▸ **Job**: Leave out every picture, and restate word for word only the lines from the one containing "Parse this screenshot: output" through the end of the material.

Start of Record list

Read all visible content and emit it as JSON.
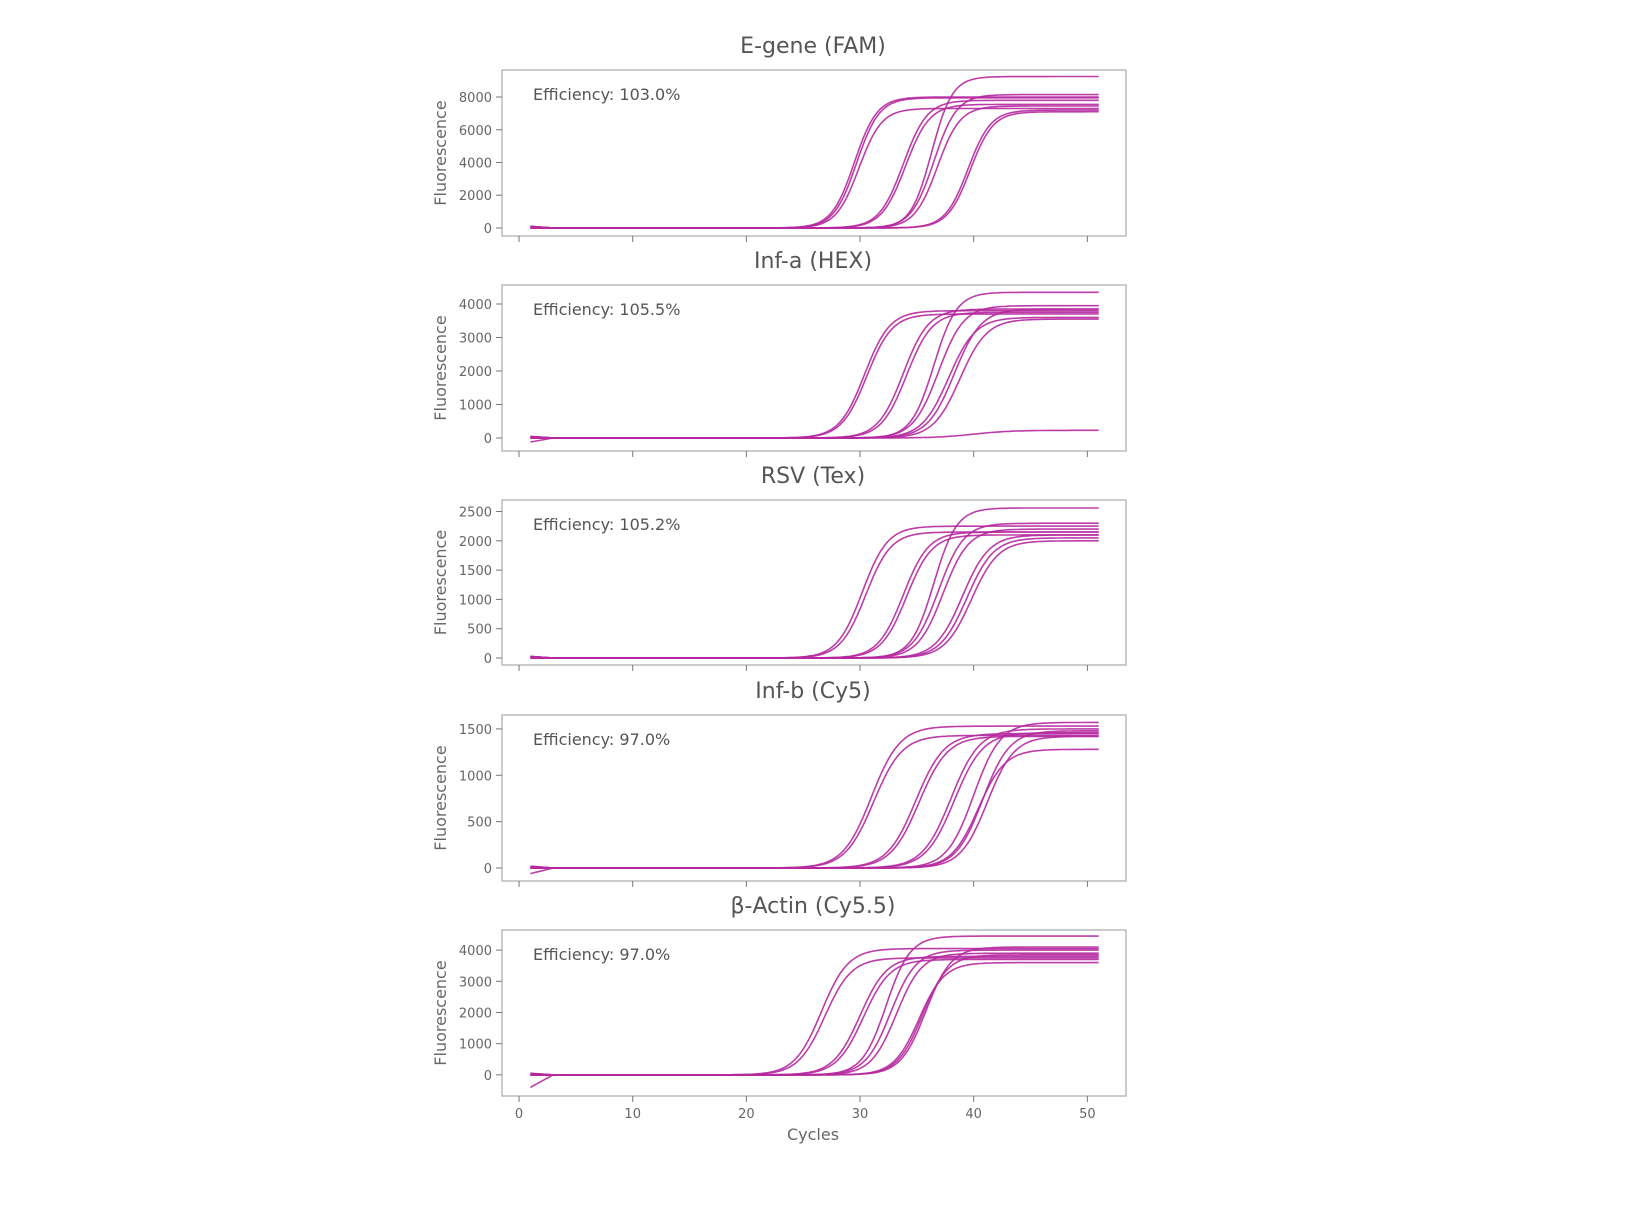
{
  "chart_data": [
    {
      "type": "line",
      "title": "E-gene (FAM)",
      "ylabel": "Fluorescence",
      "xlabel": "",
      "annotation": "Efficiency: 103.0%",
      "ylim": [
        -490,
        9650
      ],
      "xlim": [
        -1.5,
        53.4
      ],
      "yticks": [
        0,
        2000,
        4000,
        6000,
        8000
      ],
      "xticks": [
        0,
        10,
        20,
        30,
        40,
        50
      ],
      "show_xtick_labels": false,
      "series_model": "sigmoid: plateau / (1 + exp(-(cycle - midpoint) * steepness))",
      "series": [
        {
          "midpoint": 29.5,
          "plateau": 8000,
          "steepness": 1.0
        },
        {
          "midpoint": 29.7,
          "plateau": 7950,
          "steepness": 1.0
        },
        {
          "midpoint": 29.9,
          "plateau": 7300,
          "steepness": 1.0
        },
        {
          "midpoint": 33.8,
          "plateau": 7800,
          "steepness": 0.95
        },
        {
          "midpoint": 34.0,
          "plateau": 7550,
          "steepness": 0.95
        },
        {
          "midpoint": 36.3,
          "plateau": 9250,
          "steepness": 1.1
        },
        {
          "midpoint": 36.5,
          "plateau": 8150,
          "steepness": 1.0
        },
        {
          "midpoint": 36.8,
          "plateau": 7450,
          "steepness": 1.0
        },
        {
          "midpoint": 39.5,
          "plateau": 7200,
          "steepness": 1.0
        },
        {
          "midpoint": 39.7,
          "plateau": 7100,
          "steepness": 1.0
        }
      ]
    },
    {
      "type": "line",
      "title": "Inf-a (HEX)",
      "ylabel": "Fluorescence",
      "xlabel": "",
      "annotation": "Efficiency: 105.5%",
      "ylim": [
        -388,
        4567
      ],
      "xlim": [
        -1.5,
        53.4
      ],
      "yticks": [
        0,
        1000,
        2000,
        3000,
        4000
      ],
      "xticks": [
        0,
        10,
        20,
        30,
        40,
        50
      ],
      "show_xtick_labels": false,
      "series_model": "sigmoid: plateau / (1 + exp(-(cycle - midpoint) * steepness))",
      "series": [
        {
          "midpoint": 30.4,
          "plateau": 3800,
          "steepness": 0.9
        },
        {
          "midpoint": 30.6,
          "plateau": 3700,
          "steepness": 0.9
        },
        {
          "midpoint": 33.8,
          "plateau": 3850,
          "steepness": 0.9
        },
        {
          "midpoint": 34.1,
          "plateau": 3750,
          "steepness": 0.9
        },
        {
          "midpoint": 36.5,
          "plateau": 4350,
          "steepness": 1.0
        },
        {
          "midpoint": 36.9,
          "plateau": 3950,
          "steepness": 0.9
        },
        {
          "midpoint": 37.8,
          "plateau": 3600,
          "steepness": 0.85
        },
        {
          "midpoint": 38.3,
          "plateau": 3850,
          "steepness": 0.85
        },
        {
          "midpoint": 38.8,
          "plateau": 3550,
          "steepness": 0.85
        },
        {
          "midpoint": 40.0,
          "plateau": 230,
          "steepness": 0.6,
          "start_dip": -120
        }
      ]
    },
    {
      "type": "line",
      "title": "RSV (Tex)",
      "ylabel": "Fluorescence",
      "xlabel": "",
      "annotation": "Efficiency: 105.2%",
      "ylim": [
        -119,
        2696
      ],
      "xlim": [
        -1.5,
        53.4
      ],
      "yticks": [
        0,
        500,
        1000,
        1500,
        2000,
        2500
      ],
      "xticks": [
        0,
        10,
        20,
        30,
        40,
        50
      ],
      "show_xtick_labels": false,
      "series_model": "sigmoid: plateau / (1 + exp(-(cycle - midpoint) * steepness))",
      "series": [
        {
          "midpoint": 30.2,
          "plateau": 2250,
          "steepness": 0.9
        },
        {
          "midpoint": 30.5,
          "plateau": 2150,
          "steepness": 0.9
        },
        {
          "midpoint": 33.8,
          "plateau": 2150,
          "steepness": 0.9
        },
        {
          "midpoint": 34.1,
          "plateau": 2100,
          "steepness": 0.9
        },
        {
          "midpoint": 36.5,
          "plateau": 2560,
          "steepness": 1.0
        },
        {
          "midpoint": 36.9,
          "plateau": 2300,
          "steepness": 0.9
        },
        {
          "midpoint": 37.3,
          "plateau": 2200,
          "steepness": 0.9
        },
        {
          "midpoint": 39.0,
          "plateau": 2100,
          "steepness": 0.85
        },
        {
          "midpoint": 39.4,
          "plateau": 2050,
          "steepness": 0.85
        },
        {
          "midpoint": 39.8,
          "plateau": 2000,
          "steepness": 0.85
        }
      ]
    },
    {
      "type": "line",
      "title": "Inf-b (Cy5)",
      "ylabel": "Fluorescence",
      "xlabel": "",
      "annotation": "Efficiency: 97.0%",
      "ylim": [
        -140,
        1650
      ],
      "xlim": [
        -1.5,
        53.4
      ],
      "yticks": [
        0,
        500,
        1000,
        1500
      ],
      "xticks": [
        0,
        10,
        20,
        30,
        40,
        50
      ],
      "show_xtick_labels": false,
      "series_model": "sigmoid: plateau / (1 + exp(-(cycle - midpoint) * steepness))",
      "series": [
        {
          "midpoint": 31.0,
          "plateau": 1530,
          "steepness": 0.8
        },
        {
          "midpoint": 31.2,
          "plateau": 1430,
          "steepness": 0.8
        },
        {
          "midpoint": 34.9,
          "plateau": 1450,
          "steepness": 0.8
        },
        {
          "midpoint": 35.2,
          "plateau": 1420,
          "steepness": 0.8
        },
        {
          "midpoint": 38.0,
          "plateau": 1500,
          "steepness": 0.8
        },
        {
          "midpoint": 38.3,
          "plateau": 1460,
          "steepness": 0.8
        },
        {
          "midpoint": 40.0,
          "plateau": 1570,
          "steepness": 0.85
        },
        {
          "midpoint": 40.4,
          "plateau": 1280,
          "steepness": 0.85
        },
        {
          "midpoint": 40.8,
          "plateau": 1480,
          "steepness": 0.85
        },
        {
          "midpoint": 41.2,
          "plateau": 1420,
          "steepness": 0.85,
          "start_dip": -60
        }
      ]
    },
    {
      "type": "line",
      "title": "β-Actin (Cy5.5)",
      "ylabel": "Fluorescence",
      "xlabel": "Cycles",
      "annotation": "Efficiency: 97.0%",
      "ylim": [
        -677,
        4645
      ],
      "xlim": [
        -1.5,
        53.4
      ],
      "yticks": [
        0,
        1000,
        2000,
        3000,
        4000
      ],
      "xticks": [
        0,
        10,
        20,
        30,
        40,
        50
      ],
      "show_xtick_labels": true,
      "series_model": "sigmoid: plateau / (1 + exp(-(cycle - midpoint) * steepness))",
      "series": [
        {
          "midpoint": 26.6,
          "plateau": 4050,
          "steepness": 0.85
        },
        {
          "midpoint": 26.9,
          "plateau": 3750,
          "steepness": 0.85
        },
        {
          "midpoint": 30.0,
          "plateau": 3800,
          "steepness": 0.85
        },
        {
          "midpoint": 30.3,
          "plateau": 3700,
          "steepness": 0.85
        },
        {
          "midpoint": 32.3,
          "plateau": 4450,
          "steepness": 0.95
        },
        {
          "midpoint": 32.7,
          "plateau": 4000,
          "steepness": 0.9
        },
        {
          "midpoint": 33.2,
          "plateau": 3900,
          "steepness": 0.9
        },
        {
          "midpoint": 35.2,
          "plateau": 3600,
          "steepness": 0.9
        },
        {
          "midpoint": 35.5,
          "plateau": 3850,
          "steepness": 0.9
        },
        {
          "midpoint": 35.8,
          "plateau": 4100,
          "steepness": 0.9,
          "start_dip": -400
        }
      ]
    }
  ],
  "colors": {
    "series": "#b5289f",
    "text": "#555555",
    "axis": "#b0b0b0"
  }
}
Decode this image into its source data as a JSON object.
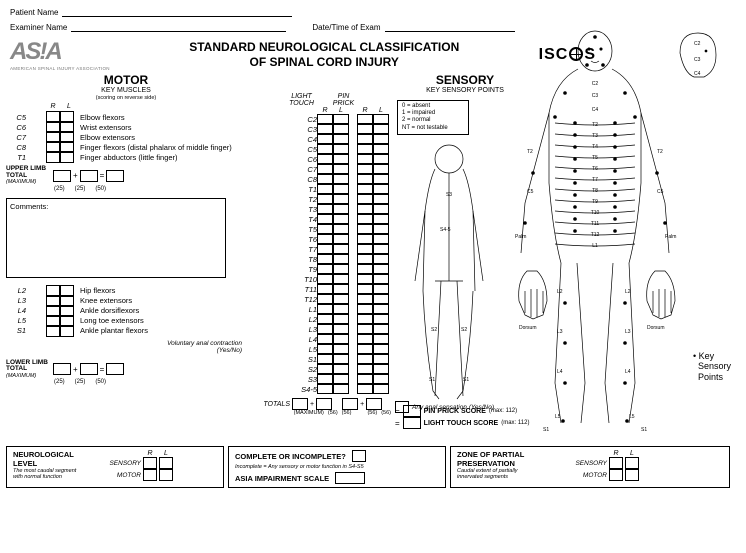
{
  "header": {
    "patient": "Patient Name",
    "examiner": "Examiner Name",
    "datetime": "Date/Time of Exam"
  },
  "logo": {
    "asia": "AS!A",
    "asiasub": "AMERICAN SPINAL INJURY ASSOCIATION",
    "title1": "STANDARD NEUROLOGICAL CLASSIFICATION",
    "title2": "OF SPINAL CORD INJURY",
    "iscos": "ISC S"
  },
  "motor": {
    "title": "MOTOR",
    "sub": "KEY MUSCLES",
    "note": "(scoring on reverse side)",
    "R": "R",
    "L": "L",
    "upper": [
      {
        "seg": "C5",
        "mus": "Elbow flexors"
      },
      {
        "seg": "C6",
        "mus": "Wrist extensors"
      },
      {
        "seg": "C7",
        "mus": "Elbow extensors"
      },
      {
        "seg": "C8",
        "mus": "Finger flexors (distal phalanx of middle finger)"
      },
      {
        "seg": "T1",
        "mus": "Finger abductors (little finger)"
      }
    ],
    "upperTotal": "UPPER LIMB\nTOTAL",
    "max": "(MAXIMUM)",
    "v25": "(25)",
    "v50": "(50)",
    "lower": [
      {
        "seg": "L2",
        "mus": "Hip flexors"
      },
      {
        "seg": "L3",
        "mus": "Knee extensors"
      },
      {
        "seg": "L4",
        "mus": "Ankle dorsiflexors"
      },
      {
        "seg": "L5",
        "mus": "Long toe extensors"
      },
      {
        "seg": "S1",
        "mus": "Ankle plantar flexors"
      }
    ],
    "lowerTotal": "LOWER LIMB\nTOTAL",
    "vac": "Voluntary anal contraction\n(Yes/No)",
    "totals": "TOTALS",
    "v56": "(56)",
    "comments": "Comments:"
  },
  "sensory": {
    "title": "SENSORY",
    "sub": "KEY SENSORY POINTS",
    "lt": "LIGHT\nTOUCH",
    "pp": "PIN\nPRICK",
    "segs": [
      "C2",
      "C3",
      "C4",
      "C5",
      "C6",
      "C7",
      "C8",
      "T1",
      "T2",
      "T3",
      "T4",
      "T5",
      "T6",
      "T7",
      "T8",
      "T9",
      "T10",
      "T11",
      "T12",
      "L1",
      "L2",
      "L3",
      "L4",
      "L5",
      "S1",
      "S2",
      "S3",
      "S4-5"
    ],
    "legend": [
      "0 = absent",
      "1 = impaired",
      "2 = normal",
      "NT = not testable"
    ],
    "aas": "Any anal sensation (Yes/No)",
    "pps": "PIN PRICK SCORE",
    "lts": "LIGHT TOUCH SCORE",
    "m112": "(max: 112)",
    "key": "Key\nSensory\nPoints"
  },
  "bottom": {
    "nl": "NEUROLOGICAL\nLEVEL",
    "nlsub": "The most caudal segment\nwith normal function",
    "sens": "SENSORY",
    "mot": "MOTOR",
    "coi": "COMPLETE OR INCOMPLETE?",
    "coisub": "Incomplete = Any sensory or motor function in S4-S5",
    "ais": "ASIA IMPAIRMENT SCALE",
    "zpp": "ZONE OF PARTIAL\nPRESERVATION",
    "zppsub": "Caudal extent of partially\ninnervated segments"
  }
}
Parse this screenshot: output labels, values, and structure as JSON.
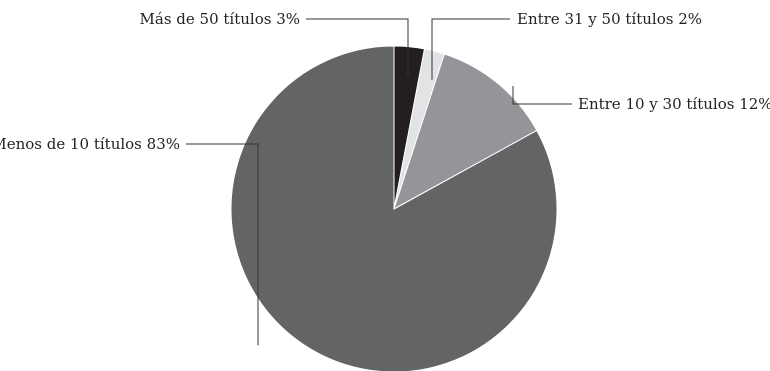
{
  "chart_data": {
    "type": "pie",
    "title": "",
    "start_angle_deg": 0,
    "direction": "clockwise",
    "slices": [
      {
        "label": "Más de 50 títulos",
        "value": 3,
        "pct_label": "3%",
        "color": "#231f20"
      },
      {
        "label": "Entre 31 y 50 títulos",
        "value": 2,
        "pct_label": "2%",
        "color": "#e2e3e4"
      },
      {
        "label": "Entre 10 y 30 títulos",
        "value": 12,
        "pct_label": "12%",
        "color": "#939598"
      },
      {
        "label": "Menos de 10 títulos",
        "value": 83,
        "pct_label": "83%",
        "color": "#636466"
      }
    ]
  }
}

End of Record list

▸ **Answer to this task**:
Parse this screenshot: output labels, values, and structure as JSON.
{
  "chart_data": {
    "type": "pie",
    "title": "",
    "start_angle_deg": 0,
    "direction": "clockwise",
    "slices": [
      {
        "label": "Más de 50 títulos",
        "value": 3,
        "pct_label": "3%",
        "color": "#231f20"
      },
      {
        "label": "Entre 31 y 50 títulos",
        "value": 2,
        "pct_label": "2%",
        "color": "#e2e3e4"
      },
      {
        "label": "Entre 10 y 30 títulos",
        "value": 12,
        "pct_label": "12%",
        "color": "#939598"
      },
      {
        "label": "Menos de 10 títulos",
        "value": 83,
        "pct_label": "83%",
        "color": "#636466"
      }
    ]
  }
}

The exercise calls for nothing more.